--- Start RECORDS TO PROCESS ---
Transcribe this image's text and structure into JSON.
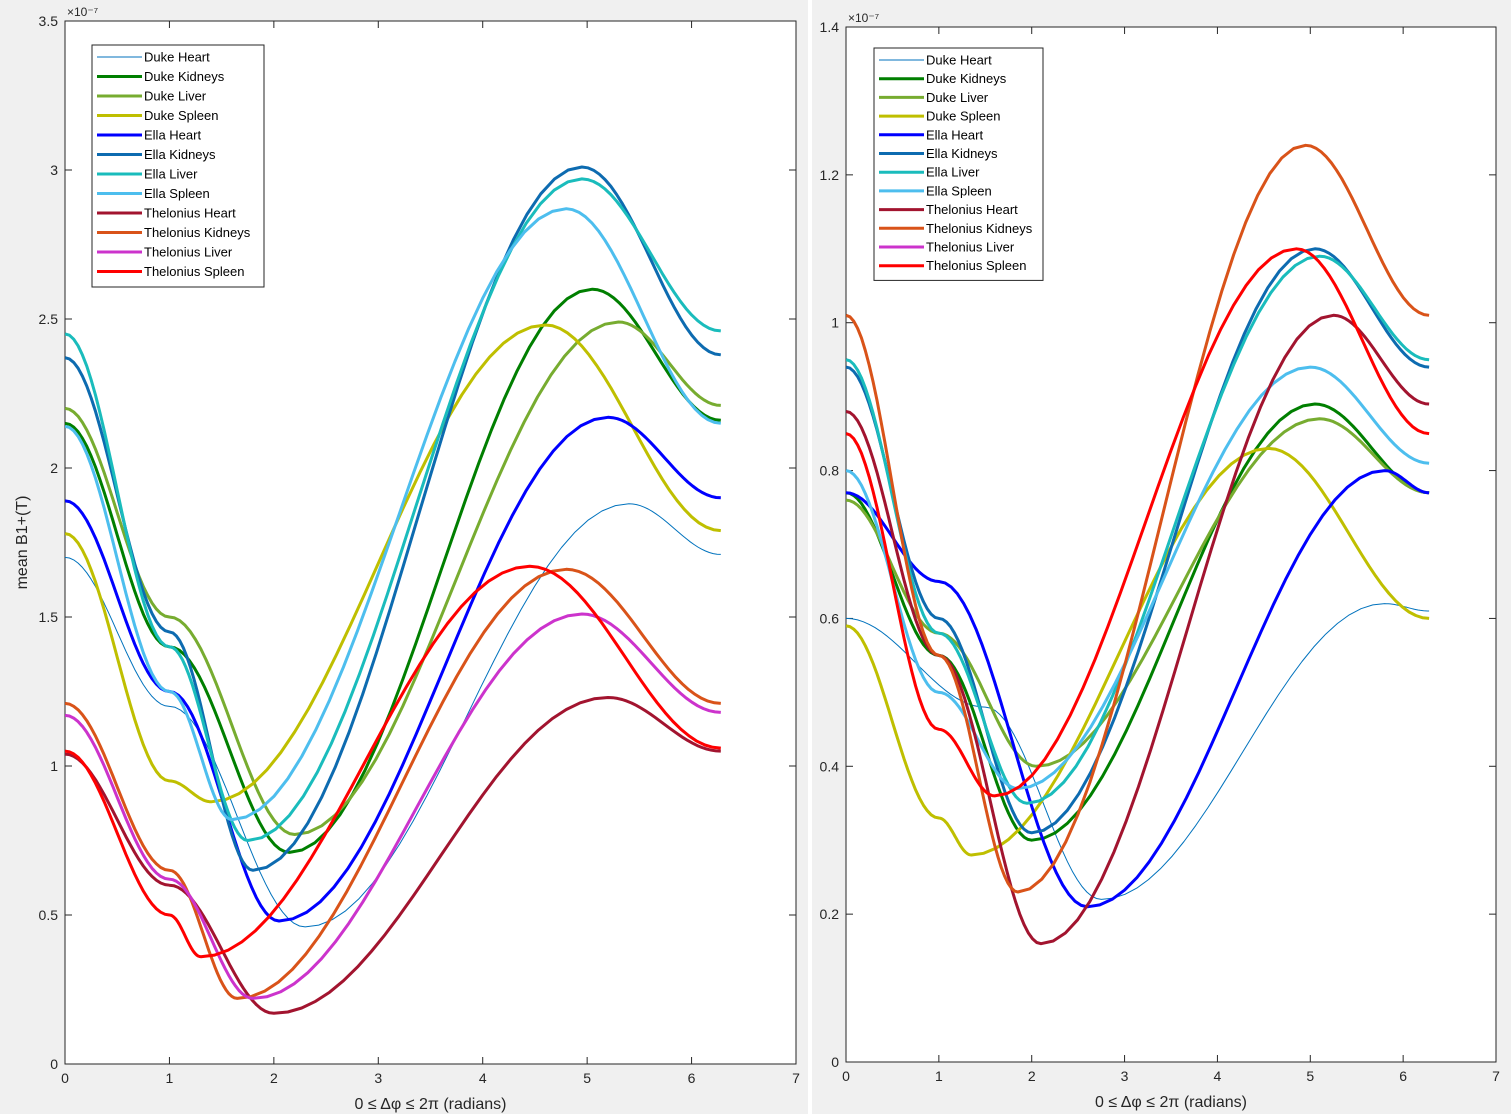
{
  "chart_data": [
    {
      "type": "line",
      "ylabel": "mean B1+(T)",
      "xlabel": "0 ≤ Δφ ≤ 2π (radians)",
      "xlim": [
        0,
        7
      ],
      "ylim": [
        0,
        3.5
      ],
      "x_ticks": [
        "0",
        "1",
        "2",
        "3",
        "4",
        "5",
        "6",
        "7"
      ],
      "y_ticks": [
        "0",
        "0.5",
        "1",
        "1.5",
        "2",
        "2.5",
        "3",
        "3.5"
      ],
      "y_exponent": "×10⁻⁷",
      "grid": false,
      "legend_position": "top-left",
      "series": [
        {
          "name": "Duke Heart",
          "color": "#0072bd",
          "width": 1,
          "x": [
            0,
            1.0,
            2.3,
            5.4,
            6.28
          ],
          "y": [
            1.7,
            1.2,
            0.46,
            1.88,
            1.71
          ]
        },
        {
          "name": "Duke Kidneys",
          "color": "#007f00",
          "width": 3,
          "x": [
            0,
            1.0,
            2.15,
            5.05,
            6.28
          ],
          "y": [
            2.15,
            1.4,
            0.71,
            2.6,
            2.16
          ]
        },
        {
          "name": "Duke Liver",
          "color": "#77ac30",
          "width": 3,
          "x": [
            0,
            1.0,
            2.2,
            5.3,
            6.28
          ],
          "y": [
            2.2,
            1.5,
            0.77,
            2.49,
            2.21
          ]
        },
        {
          "name": "Duke Spleen",
          "color": "#bfbf00",
          "width": 3,
          "x": [
            0,
            1.0,
            1.4,
            4.6,
            6.28
          ],
          "y": [
            1.78,
            0.95,
            0.88,
            2.48,
            1.79
          ]
        },
        {
          "name": "Ella Heart",
          "color": "#0000ff",
          "width": 3,
          "x": [
            0,
            1.0,
            2.05,
            5.2,
            6.28
          ],
          "y": [
            1.89,
            1.25,
            0.48,
            2.17,
            1.9
          ]
        },
        {
          "name": "Ella Kidneys",
          "color": "#0d6bb0",
          "width": 3,
          "x": [
            0,
            1.0,
            1.8,
            4.95,
            6.28
          ],
          "y": [
            2.37,
            1.45,
            0.65,
            3.01,
            2.38
          ]
        },
        {
          "name": "Ella Liver",
          "color": "#1abcbc",
          "width": 3,
          "x": [
            0,
            1.0,
            1.75,
            4.95,
            6.28
          ],
          "y": [
            2.45,
            1.4,
            0.75,
            2.97,
            2.46
          ]
        },
        {
          "name": "Ella Spleen",
          "color": "#4dbeee",
          "width": 3,
          "x": [
            0,
            1.0,
            1.6,
            4.8,
            6.28
          ],
          "y": [
            2.14,
            1.25,
            0.82,
            2.87,
            2.15
          ]
        },
        {
          "name": "Thelonius Heart",
          "color": "#a2142f",
          "width": 3,
          "x": [
            0,
            1.0,
            2.0,
            5.2,
            6.28
          ],
          "y": [
            1.04,
            0.6,
            0.17,
            1.23,
            1.05
          ]
        },
        {
          "name": "Thelonius Kidneys",
          "color": "#d95319",
          "width": 3,
          "x": [
            0,
            1.0,
            1.65,
            4.8,
            6.28
          ],
          "y": [
            1.21,
            0.65,
            0.22,
            1.66,
            1.21
          ]
        },
        {
          "name": "Thelonius Liver",
          "color": "#cc33cc",
          "width": 3,
          "x": [
            0,
            1.0,
            1.8,
            4.95,
            6.28
          ],
          "y": [
            1.17,
            0.62,
            0.22,
            1.51,
            1.18
          ]
        },
        {
          "name": "Thelonius Spleen",
          "color": "#ff0000",
          "width": 3,
          "x": [
            0,
            1.0,
            1.3,
            4.45,
            6.28
          ],
          "y": [
            1.05,
            0.5,
            0.36,
            1.67,
            1.06
          ]
        }
      ]
    },
    {
      "type": "line",
      "ylabel": "",
      "xlabel": "0 ≤ Δφ ≤ 2π (radians)",
      "xlim": [
        0,
        7
      ],
      "ylim": [
        0,
        1.4
      ],
      "x_ticks": [
        "0",
        "1",
        "2",
        "3",
        "4",
        "5",
        "6",
        "7"
      ],
      "y_ticks": [
        "0",
        "0.2",
        "0.4",
        "0.6",
        "0.8",
        "1",
        "1.2",
        "1.4"
      ],
      "y_exponent": "×10⁻⁷",
      "grid": false,
      "legend_position": "top-left",
      "series": [
        {
          "name": "Duke Heart",
          "color": "#0072bd",
          "width": 1,
          "x": [
            0,
            1.5,
            2.75,
            5.8,
            6.28
          ],
          "y": [
            0.6,
            0.48,
            0.22,
            0.62,
            0.61
          ]
        },
        {
          "name": "Duke Kidneys",
          "color": "#007f00",
          "width": 3,
          "x": [
            0,
            1.0,
            2.0,
            5.05,
            6.28
          ],
          "y": [
            0.77,
            0.55,
            0.3,
            0.89,
            0.77
          ]
        },
        {
          "name": "Duke Liver",
          "color": "#77ac30",
          "width": 3,
          "x": [
            0,
            1.0,
            2.05,
            5.1,
            6.28
          ],
          "y": [
            0.76,
            0.58,
            0.4,
            0.87,
            0.77
          ]
        },
        {
          "name": "Duke Spleen",
          "color": "#bfbf00",
          "width": 3,
          "x": [
            0,
            1.0,
            1.35,
            4.55,
            6.28
          ],
          "y": [
            0.59,
            0.33,
            0.28,
            0.83,
            0.6
          ]
        },
        {
          "name": "Ella Heart",
          "color": "#0000ff",
          "width": 3,
          "x": [
            0,
            1.0,
            2.6,
            5.8,
            6.28
          ],
          "y": [
            0.77,
            0.65,
            0.21,
            0.8,
            0.77
          ]
        },
        {
          "name": "Ella Kidneys",
          "color": "#0d6bb0",
          "width": 3,
          "x": [
            0,
            1.0,
            2.0,
            5.05,
            6.28
          ],
          "y": [
            0.94,
            0.6,
            0.31,
            1.1,
            0.94
          ]
        },
        {
          "name": "Ella Liver",
          "color": "#1abcbc",
          "width": 3,
          "x": [
            0,
            1.0,
            1.95,
            5.1,
            6.28
          ],
          "y": [
            0.95,
            0.58,
            0.35,
            1.09,
            0.95
          ]
        },
        {
          "name": "Ella Spleen",
          "color": "#4dbeee",
          "width": 3,
          "x": [
            0,
            1.0,
            1.85,
            5.0,
            6.28
          ],
          "y": [
            0.8,
            0.5,
            0.37,
            0.94,
            0.81
          ]
        },
        {
          "name": "Thelonius Heart",
          "color": "#a2142f",
          "width": 3,
          "x": [
            0,
            1.0,
            2.1,
            5.25,
            6.28
          ],
          "y": [
            0.88,
            0.55,
            0.16,
            1.01,
            0.89
          ]
        },
        {
          "name": "Thelonius Kidneys",
          "color": "#d95319",
          "width": 3,
          "x": [
            0,
            1.0,
            1.85,
            4.95,
            6.28
          ],
          "y": [
            1.01,
            0.55,
            0.23,
            1.24,
            1.01
          ]
        },
        {
          "name": "Thelonius Liver",
          "color": "#cc33cc",
          "width": 3,
          "x": [],
          "y": []
        },
        {
          "name": "Thelonius Spleen",
          "color": "#ff0000",
          "width": 3,
          "x": [
            0,
            1.0,
            1.6,
            4.85,
            6.28
          ],
          "y": [
            0.85,
            0.45,
            0.36,
            1.1,
            0.85
          ]
        }
      ]
    }
  ]
}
--- End RECORDS TO PROCESS ---
◆ **TASK TO COMPLETE**:
Your copy should match the records word for word, with the pictures removed.

◆ **THE REPLY**:
Transcribe this image's text and structure into JSON.
{
  "chart_data": [
    {
      "type": "line",
      "ylabel": "mean B1+(T)",
      "xlabel": "0 ≤ Δφ ≤ 2π (radians)",
      "xlim": [
        0,
        7
      ],
      "ylim": [
        0,
        3.5
      ],
      "x_ticks": [
        "0",
        "1",
        "2",
        "3",
        "4",
        "5",
        "6",
        "7"
      ],
      "y_ticks": [
        "0",
        "0.5",
        "1",
        "1.5",
        "2",
        "2.5",
        "3",
        "3.5"
      ],
      "y_exponent": "×10⁻⁷",
      "grid": false,
      "legend_position": "top-left",
      "series": [
        {
          "name": "Duke Heart",
          "color": "#0072bd",
          "width": 1,
          "x": [
            0,
            1.0,
            2.3,
            5.4,
            6.28
          ],
          "y": [
            1.7,
            1.2,
            0.46,
            1.88,
            1.71
          ]
        },
        {
          "name": "Duke Kidneys",
          "color": "#007f00",
          "width": 3,
          "x": [
            0,
            1.0,
            2.15,
            5.05,
            6.28
          ],
          "y": [
            2.15,
            1.4,
            0.71,
            2.6,
            2.16
          ]
        },
        {
          "name": "Duke Liver",
          "color": "#77ac30",
          "width": 3,
          "x": [
            0,
            1.0,
            2.2,
            5.3,
            6.28
          ],
          "y": [
            2.2,
            1.5,
            0.77,
            2.49,
            2.21
          ]
        },
        {
          "name": "Duke Spleen",
          "color": "#bfbf00",
          "width": 3,
          "x": [
            0,
            1.0,
            1.4,
            4.6,
            6.28
          ],
          "y": [
            1.78,
            0.95,
            0.88,
            2.48,
            1.79
          ]
        },
        {
          "name": "Ella Heart",
          "color": "#0000ff",
          "width": 3,
          "x": [
            0,
            1.0,
            2.05,
            5.2,
            6.28
          ],
          "y": [
            1.89,
            1.25,
            0.48,
            2.17,
            1.9
          ]
        },
        {
          "name": "Ella Kidneys",
          "color": "#0d6bb0",
          "width": 3,
          "x": [
            0,
            1.0,
            1.8,
            4.95,
            6.28
          ],
          "y": [
            2.37,
            1.45,
            0.65,
            3.01,
            2.38
          ]
        },
        {
          "name": "Ella Liver",
          "color": "#1abcbc",
          "width": 3,
          "x": [
            0,
            1.0,
            1.75,
            4.95,
            6.28
          ],
          "y": [
            2.45,
            1.4,
            0.75,
            2.97,
            2.46
          ]
        },
        {
          "name": "Ella Spleen",
          "color": "#4dbeee",
          "width": 3,
          "x": [
            0,
            1.0,
            1.6,
            4.8,
            6.28
          ],
          "y": [
            2.14,
            1.25,
            0.82,
            2.87,
            2.15
          ]
        },
        {
          "name": "Thelonius Heart",
          "color": "#a2142f",
          "width": 3,
          "x": [
            0,
            1.0,
            2.0,
            5.2,
            6.28
          ],
          "y": [
            1.04,
            0.6,
            0.17,
            1.23,
            1.05
          ]
        },
        {
          "name": "Thelonius Kidneys",
          "color": "#d95319",
          "width": 3,
          "x": [
            0,
            1.0,
            1.65,
            4.8,
            6.28
          ],
          "y": [
            1.21,
            0.65,
            0.22,
            1.66,
            1.21
          ]
        },
        {
          "name": "Thelonius Liver",
          "color": "#cc33cc",
          "width": 3,
          "x": [
            0,
            1.0,
            1.8,
            4.95,
            6.28
          ],
          "y": [
            1.17,
            0.62,
            0.22,
            1.51,
            1.18
          ]
        },
        {
          "name": "Thelonius Spleen",
          "color": "#ff0000",
          "width": 3,
          "x": [
            0,
            1.0,
            1.3,
            4.45,
            6.28
          ],
          "y": [
            1.05,
            0.5,
            0.36,
            1.67,
            1.06
          ]
        }
      ]
    },
    {
      "type": "line",
      "ylabel": "",
      "xlabel": "0 ≤ Δφ ≤ 2π (radians)",
      "xlim": [
        0,
        7
      ],
      "ylim": [
        0,
        1.4
      ],
      "x_ticks": [
        "0",
        "1",
        "2",
        "3",
        "4",
        "5",
        "6",
        "7"
      ],
      "y_ticks": [
        "0",
        "0.2",
        "0.4",
        "0.6",
        "0.8",
        "1",
        "1.2",
        "1.4"
      ],
      "y_exponent": "×10⁻⁷",
      "grid": false,
      "legend_position": "top-left",
      "series": [
        {
          "name": "Duke Heart",
          "color": "#0072bd",
          "width": 1,
          "x": [
            0,
            1.5,
            2.75,
            5.8,
            6.28
          ],
          "y": [
            0.6,
            0.48,
            0.22,
            0.62,
            0.61
          ]
        },
        {
          "name": "Duke Kidneys",
          "color": "#007f00",
          "width": 3,
          "x": [
            0,
            1.0,
            2.0,
            5.05,
            6.28
          ],
          "y": [
            0.77,
            0.55,
            0.3,
            0.89,
            0.77
          ]
        },
        {
          "name": "Duke Liver",
          "color": "#77ac30",
          "width": 3,
          "x": [
            0,
            1.0,
            2.05,
            5.1,
            6.28
          ],
          "y": [
            0.76,
            0.58,
            0.4,
            0.87,
            0.77
          ]
        },
        {
          "name": "Duke Spleen",
          "color": "#bfbf00",
          "width": 3,
          "x": [
            0,
            1.0,
            1.35,
            4.55,
            6.28
          ],
          "y": [
            0.59,
            0.33,
            0.28,
            0.83,
            0.6
          ]
        },
        {
          "name": "Ella Heart",
          "color": "#0000ff",
          "width": 3,
          "x": [
            0,
            1.0,
            2.6,
            5.8,
            6.28
          ],
          "y": [
            0.77,
            0.65,
            0.21,
            0.8,
            0.77
          ]
        },
        {
          "name": "Ella Kidneys",
          "color": "#0d6bb0",
          "width": 3,
          "x": [
            0,
            1.0,
            2.0,
            5.05,
            6.28
          ],
          "y": [
            0.94,
            0.6,
            0.31,
            1.1,
            0.94
          ]
        },
        {
          "name": "Ella Liver",
          "color": "#1abcbc",
          "width": 3,
          "x": [
            0,
            1.0,
            1.95,
            5.1,
            6.28
          ],
          "y": [
            0.95,
            0.58,
            0.35,
            1.09,
            0.95
          ]
        },
        {
          "name": "Ella Spleen",
          "color": "#4dbeee",
          "width": 3,
          "x": [
            0,
            1.0,
            1.85,
            5.0,
            6.28
          ],
          "y": [
            0.8,
            0.5,
            0.37,
            0.94,
            0.81
          ]
        },
        {
          "name": "Thelonius Heart",
          "color": "#a2142f",
          "width": 3,
          "x": [
            0,
            1.0,
            2.1,
            5.25,
            6.28
          ],
          "y": [
            0.88,
            0.55,
            0.16,
            1.01,
            0.89
          ]
        },
        {
          "name": "Thelonius Kidneys",
          "color": "#d95319",
          "width": 3,
          "x": [
            0,
            1.0,
            1.85,
            4.95,
            6.28
          ],
          "y": [
            1.01,
            0.55,
            0.23,
            1.24,
            1.01
          ]
        },
        {
          "name": "Thelonius Liver",
          "color": "#cc33cc",
          "width": 3,
          "x": [],
          "y": []
        },
        {
          "name": "Thelonius Spleen",
          "color": "#ff0000",
          "width": 3,
          "x": [
            0,
            1.0,
            1.6,
            4.85,
            6.28
          ],
          "y": [
            0.85,
            0.45,
            0.36,
            1.1,
            0.85
          ]
        }
      ]
    }
  ]
}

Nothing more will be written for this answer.